======== SUPPLIED ENTRIES

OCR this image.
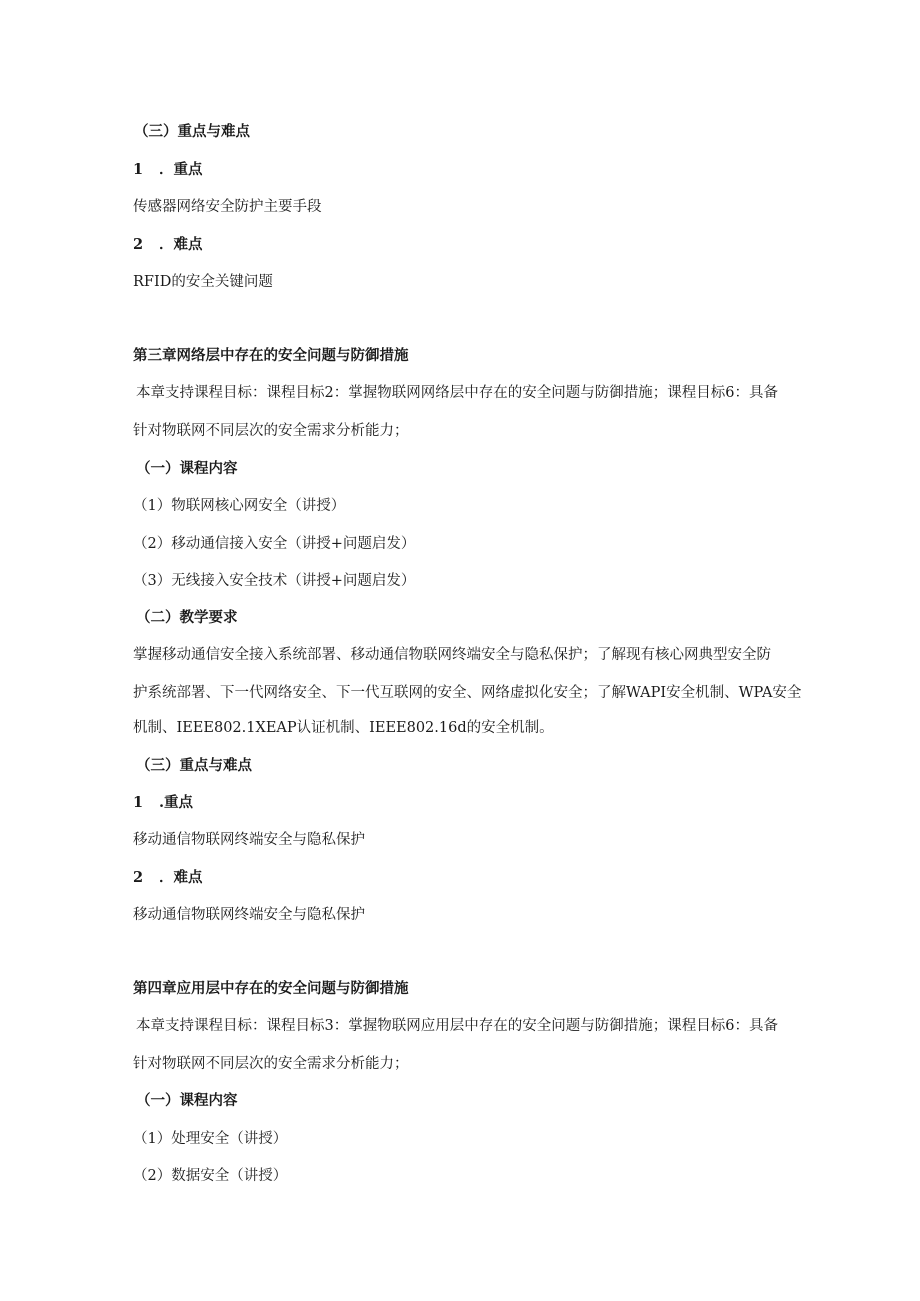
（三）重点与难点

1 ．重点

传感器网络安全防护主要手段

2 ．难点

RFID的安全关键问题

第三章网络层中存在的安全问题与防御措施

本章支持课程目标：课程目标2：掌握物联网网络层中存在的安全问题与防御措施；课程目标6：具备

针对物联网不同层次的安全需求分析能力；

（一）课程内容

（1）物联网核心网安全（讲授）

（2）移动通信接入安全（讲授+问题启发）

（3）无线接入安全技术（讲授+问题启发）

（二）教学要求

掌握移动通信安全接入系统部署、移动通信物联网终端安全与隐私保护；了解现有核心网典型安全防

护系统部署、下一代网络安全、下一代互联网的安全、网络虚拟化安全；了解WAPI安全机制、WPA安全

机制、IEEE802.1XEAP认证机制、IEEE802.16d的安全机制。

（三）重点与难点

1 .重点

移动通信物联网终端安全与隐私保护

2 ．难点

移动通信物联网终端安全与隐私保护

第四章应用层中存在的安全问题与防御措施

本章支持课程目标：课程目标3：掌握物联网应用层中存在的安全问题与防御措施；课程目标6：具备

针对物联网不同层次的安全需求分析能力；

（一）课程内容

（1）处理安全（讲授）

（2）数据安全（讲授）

================

AIM OF THE TASK: Reproduce all of the data exactly, omitting each picture it holds.

TASK RESPONSE:
OCR this image.
（三）重点与难点

1 ．重点

传感器网络安全防护主要手段

2 ．难点

RFID的安全关键问题

第三章网络层中存在的安全问题与防御措施

本章支持课程目标：课程目标2：掌握物联网网络层中存在的安全问题与防御措施；课程目标6：具备

针对物联网不同层次的安全需求分析能力；

（一）课程内容

（1）物联网核心网安全（讲授）

（2）移动通信接入安全（讲授+问题启发）

（3）无线接入安全技术（讲授+问题启发）

（二）教学要求

掌握移动通信安全接入系统部署、移动通信物联网终端安全与隐私保护；了解现有核心网典型安全防

护系统部署、下一代网络安全、下一代互联网的安全、网络虚拟化安全；了解WAPI安全机制、WPA安全

机制、IEEE802.1XEAP认证机制、IEEE802.16d的安全机制。

（三）重点与难点

1 .重点

移动通信物联网终端安全与隐私保护

2 ．难点

移动通信物联网终端安全与隐私保护

第四章应用层中存在的安全问题与防御措施

本章支持课程目标：课程目标3：掌握物联网应用层中存在的安全问题与防御措施；课程目标6：具备

针对物联网不同层次的安全需求分析能力；

（一）课程内容

（1）处理安全（讲授）

（2）数据安全（讲授）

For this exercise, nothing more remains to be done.